→ **EXERCISE DESCRIPTION**: Return all lines with the word "indberetning" in them.

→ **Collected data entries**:
** begin **
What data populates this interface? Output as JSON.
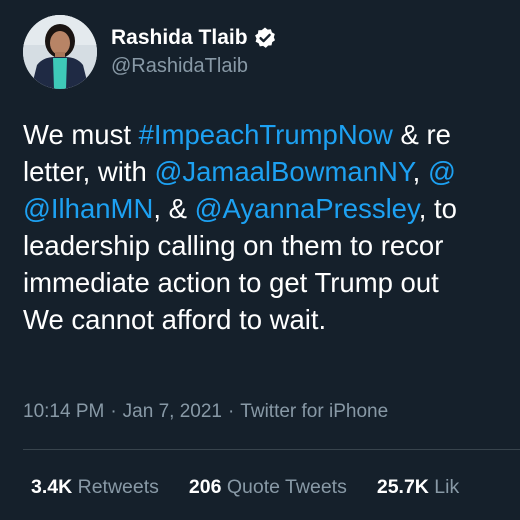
{
  "author": {
    "display_name": "Rashida Tlaib",
    "handle": "@RashidaTlaib",
    "verified_icon": "verified-badge-icon",
    "avatar_icon": "profile-avatar"
  },
  "tweet": {
    "line1": {
      "t1": "We must ",
      "tag1": "#ImpeachTrumpNow",
      "t2": " & re"
    },
    "line2": {
      "t1": "letter, with ",
      "m1": "@JamaalBowmanNY",
      "t2": ", ",
      "m2": "@"
    },
    "line3": {
      "m1": "@IlhanMN",
      "t1": ", & ",
      "m2": "@AyannaPressley",
      "t2": ", to"
    },
    "line4": "leadership calling on them to recor",
    "line5": "immediate action to get Trump out",
    "line6": "We cannot afford to wait."
  },
  "meta": {
    "time": "10:14 PM",
    "separator": "·",
    "date": "Jan 7, 2021",
    "source": "Twitter for iPhone"
  },
  "stats": {
    "retweets_count": "3.4K",
    "retweets_label": " Retweets",
    "quotes_count": "206",
    "quotes_label": " Quote Tweets",
    "likes_count": "25.7K",
    "likes_label": " Lik"
  },
  "colors": {
    "background": "#15202b",
    "link": "#1da1f2",
    "muted": "#8899a6",
    "divider": "#38444d"
  }
}
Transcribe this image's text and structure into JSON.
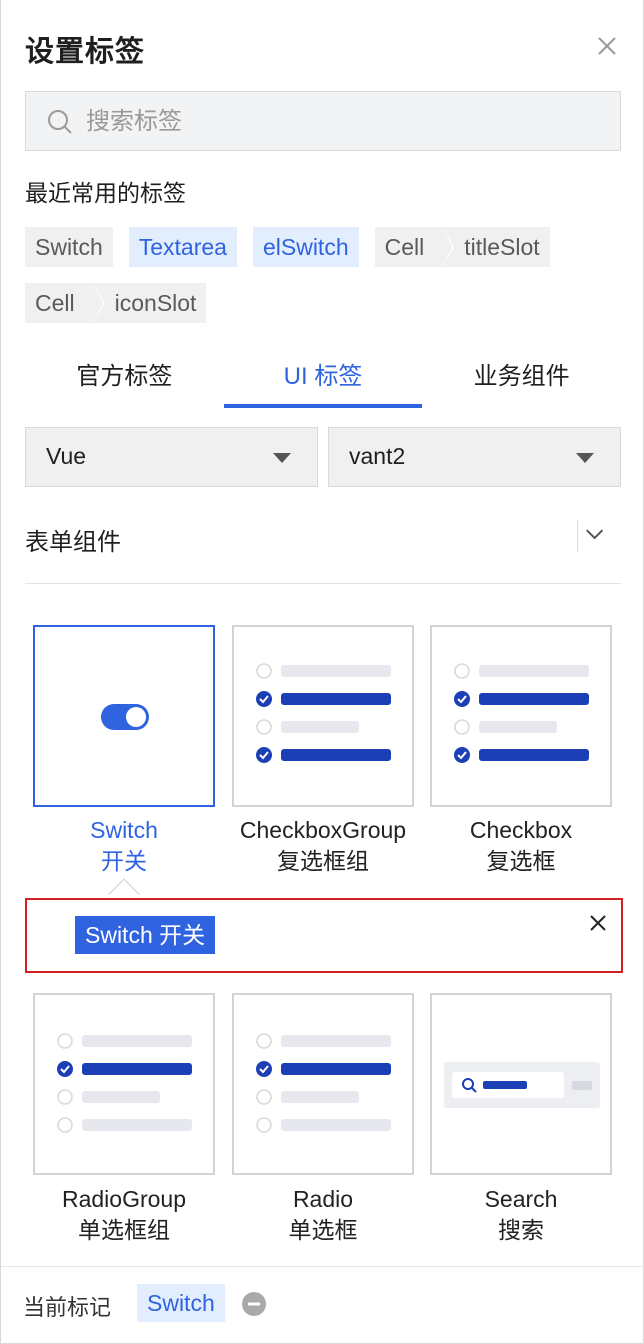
{
  "header": {
    "title": "设置标签"
  },
  "search": {
    "placeholder": "搜索标签",
    "value": ""
  },
  "recent": {
    "title": "最近常用的标签",
    "row1": [
      "Switch",
      "Textarea",
      "elSwitch"
    ],
    "combo1": {
      "parent": "Cell",
      "child": "titleSlot"
    },
    "combo2": {
      "parent": "Cell",
      "child": "iconSlot"
    }
  },
  "tabs": [
    {
      "label": "官方标签",
      "active": false
    },
    {
      "label": "UI 标签",
      "active": true
    },
    {
      "label": "业务组件",
      "active": false
    }
  ],
  "filters": {
    "framework": "Vue",
    "library": "vant2"
  },
  "section": {
    "title": "表单组件"
  },
  "components": [
    {
      "name": "Switch",
      "cn": "开关",
      "selected": true,
      "icon": "switch-toggle-icon"
    },
    {
      "name": "CheckboxGroup",
      "cn": "复选框组",
      "selected": false,
      "icon": "checkbox-group-icon"
    },
    {
      "name": "Checkbox",
      "cn": "复选框",
      "selected": false,
      "icon": "checkbox-icon"
    },
    {
      "name": "RadioGroup",
      "cn": "单选框组",
      "selected": false,
      "icon": "radio-group-icon"
    },
    {
      "name": "Radio",
      "cn": "单选框",
      "selected": false,
      "icon": "radio-icon"
    },
    {
      "name": "Search",
      "cn": "搜索",
      "selected": false,
      "icon": "search-bar-icon"
    }
  ],
  "detail": {
    "chip": "Switch 开关"
  },
  "footer": {
    "label": "当前标记",
    "tag": "Switch"
  },
  "colors": {
    "accent": "#2f63e0",
    "highlight_bg": "#e2edfd",
    "alert_border": "#d22020"
  }
}
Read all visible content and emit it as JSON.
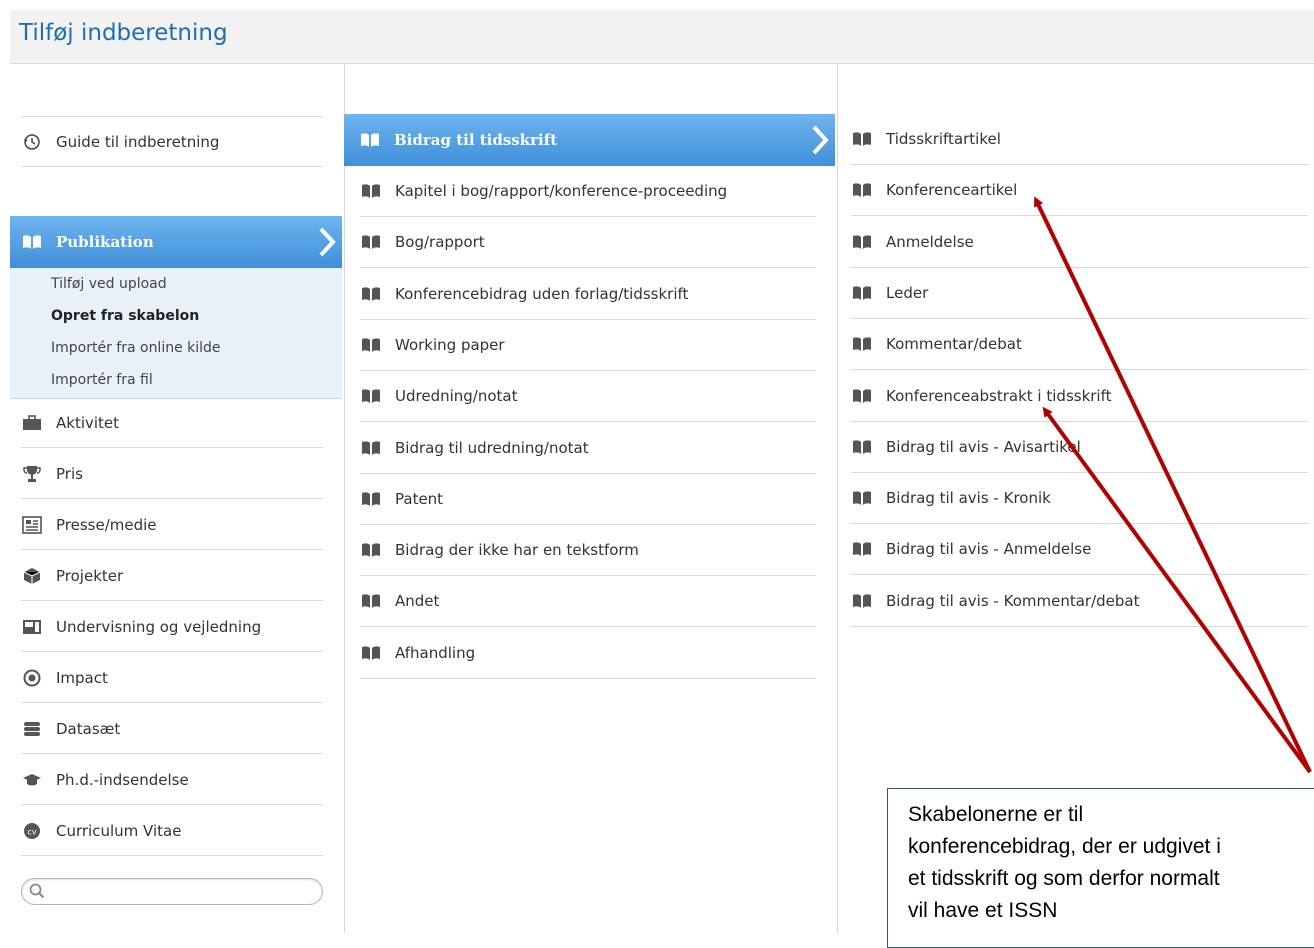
{
  "header": {
    "title": "Tilføj indberetning"
  },
  "left": {
    "guide": "Guide til indberetning",
    "publikation": "Publikation",
    "sub": [
      "Tilføj ved upload",
      "Opret fra skabelon",
      "Importér fra online kilde",
      "Importér fra fil"
    ],
    "items": [
      {
        "label": "Aktivitet",
        "icon": "briefcase-icon"
      },
      {
        "label": "Pris",
        "icon": "trophy-icon"
      },
      {
        "label": "Presse/medie",
        "icon": "newspaper-icon"
      },
      {
        "label": "Projekter",
        "icon": "box-icon"
      },
      {
        "label": "Undervisning og vejledning",
        "icon": "presentation-icon"
      },
      {
        "label": "Impact",
        "icon": "target-icon"
      },
      {
        "label": "Datasæt",
        "icon": "database-icon"
      },
      {
        "label": "Ph.d.-indsendelse",
        "icon": "graduation-cap-icon"
      },
      {
        "label": "Curriculum Vitae",
        "icon": "cv-icon"
      }
    ],
    "search_placeholder": ""
  },
  "middle": {
    "active": "Bidrag til tidsskrift",
    "items": [
      "Kapitel i bog/rapport/konference-proceeding",
      "Bog/rapport",
      "Konferencebidrag uden forlag/tidsskrift",
      "Working paper",
      "Udredning/notat",
      "Bidrag til udredning/notat",
      "Patent",
      "Bidrag der ikke har en tekstform",
      "Andet",
      "Afhandling"
    ]
  },
  "right": {
    "items": [
      "Tidsskriftartikel",
      "Konferenceartikel",
      "Anmeldelse",
      "Leder",
      "Kommentar/debat",
      "Konferenceabstrakt i tidsskrift",
      "Bidrag til avis - Avisartikel",
      "Bidrag til avis - Kronik",
      "Bidrag til avis - Anmeldelse",
      "Bidrag til avis - Kommentar/debat"
    ]
  },
  "annotation": {
    "lines": [
      "Skabelonerne er til",
      "konferencebidrag, der er udgivet i",
      "et tidsskrift og som derfor normalt",
      "vil have et ISSN"
    ],
    "arrow_color": "#b30000"
  }
}
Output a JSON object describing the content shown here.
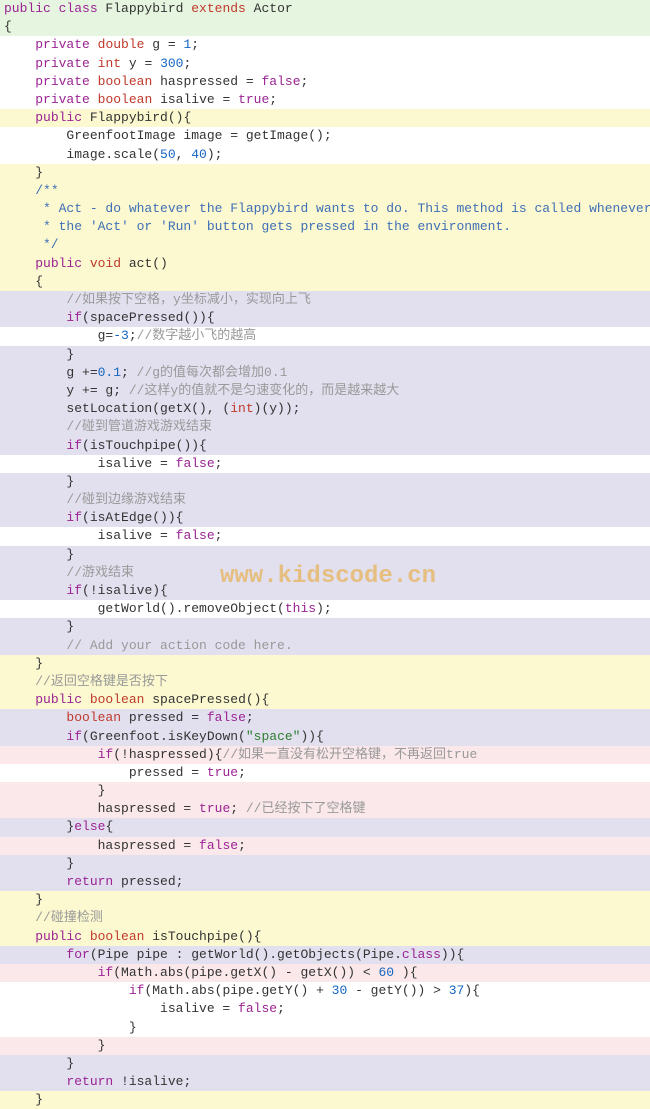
** end **
→ **FINISHED EXERCISE**:
    "title": "Tilføj indberetning"
    "guide": "Guide til indberetning",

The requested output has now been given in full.